* [What you should do]: Note each line that includes the word "create". Copy those lines.

......

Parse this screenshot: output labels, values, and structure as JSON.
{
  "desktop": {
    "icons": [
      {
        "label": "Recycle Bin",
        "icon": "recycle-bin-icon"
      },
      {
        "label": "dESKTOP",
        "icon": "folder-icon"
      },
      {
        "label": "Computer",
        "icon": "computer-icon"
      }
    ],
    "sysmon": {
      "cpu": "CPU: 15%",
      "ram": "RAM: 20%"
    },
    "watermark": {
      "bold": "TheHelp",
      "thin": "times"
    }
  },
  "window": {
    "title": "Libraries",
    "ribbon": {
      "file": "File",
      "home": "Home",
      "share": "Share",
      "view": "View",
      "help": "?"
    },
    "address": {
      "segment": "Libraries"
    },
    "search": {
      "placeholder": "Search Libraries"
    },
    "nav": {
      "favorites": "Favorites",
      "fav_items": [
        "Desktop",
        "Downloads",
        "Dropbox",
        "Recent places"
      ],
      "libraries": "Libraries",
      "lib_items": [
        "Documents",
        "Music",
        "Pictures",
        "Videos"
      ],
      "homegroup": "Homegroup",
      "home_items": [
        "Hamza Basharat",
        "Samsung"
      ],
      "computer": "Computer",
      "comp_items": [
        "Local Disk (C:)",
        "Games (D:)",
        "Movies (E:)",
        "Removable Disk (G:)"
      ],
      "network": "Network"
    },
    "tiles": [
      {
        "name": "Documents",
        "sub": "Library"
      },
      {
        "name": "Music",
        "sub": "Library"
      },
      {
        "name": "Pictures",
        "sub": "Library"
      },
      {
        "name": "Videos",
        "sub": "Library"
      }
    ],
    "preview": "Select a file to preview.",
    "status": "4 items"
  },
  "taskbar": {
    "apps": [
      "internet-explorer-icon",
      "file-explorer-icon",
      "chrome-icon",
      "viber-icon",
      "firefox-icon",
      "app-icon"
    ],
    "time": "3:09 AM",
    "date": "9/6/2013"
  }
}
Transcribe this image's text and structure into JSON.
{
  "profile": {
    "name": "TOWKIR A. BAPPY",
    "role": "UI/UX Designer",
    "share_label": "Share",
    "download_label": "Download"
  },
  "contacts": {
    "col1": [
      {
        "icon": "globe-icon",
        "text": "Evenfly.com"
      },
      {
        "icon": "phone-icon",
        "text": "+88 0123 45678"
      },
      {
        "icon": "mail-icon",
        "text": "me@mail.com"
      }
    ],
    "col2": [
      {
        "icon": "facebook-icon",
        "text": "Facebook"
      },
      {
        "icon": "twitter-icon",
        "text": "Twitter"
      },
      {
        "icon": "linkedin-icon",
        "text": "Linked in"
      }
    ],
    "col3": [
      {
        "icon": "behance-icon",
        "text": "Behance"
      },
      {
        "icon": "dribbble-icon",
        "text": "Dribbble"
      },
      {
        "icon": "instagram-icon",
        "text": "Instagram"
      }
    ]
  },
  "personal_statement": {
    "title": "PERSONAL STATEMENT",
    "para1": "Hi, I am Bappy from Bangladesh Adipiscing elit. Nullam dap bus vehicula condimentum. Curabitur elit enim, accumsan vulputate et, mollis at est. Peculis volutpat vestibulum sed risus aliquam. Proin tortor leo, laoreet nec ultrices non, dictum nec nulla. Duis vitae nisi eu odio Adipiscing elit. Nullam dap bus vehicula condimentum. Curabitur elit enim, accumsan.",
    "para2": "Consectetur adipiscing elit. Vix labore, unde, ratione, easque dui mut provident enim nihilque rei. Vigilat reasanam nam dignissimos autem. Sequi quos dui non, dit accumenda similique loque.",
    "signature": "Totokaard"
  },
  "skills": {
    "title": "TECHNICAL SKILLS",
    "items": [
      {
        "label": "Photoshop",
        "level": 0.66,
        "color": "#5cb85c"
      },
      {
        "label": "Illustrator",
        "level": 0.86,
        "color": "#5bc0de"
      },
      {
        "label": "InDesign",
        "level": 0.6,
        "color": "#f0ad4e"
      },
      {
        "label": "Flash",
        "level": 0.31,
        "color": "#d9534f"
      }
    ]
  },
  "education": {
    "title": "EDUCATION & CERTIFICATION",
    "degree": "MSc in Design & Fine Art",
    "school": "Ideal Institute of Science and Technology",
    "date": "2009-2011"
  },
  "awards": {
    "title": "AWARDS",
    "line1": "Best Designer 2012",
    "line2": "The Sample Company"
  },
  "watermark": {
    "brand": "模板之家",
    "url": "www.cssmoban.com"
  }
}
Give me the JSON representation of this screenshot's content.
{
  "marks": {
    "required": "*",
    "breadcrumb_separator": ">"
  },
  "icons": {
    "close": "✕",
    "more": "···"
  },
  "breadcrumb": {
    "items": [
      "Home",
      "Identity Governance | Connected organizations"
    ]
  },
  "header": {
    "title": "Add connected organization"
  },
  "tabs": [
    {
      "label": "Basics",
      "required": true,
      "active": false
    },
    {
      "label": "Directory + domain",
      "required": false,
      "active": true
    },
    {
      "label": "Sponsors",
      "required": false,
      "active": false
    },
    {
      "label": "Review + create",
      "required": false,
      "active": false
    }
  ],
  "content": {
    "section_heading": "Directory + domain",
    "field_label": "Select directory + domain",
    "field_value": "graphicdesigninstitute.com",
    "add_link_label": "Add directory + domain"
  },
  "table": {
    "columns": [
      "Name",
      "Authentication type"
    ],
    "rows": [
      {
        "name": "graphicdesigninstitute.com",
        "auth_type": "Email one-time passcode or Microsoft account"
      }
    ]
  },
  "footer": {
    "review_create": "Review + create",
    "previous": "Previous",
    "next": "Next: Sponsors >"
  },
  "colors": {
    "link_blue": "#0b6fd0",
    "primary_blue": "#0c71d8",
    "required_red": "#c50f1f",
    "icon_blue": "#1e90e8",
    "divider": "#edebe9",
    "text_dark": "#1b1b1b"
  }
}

......

* [Expected answer]:
      "label": "Review + create",
    "review_create": "Review + create",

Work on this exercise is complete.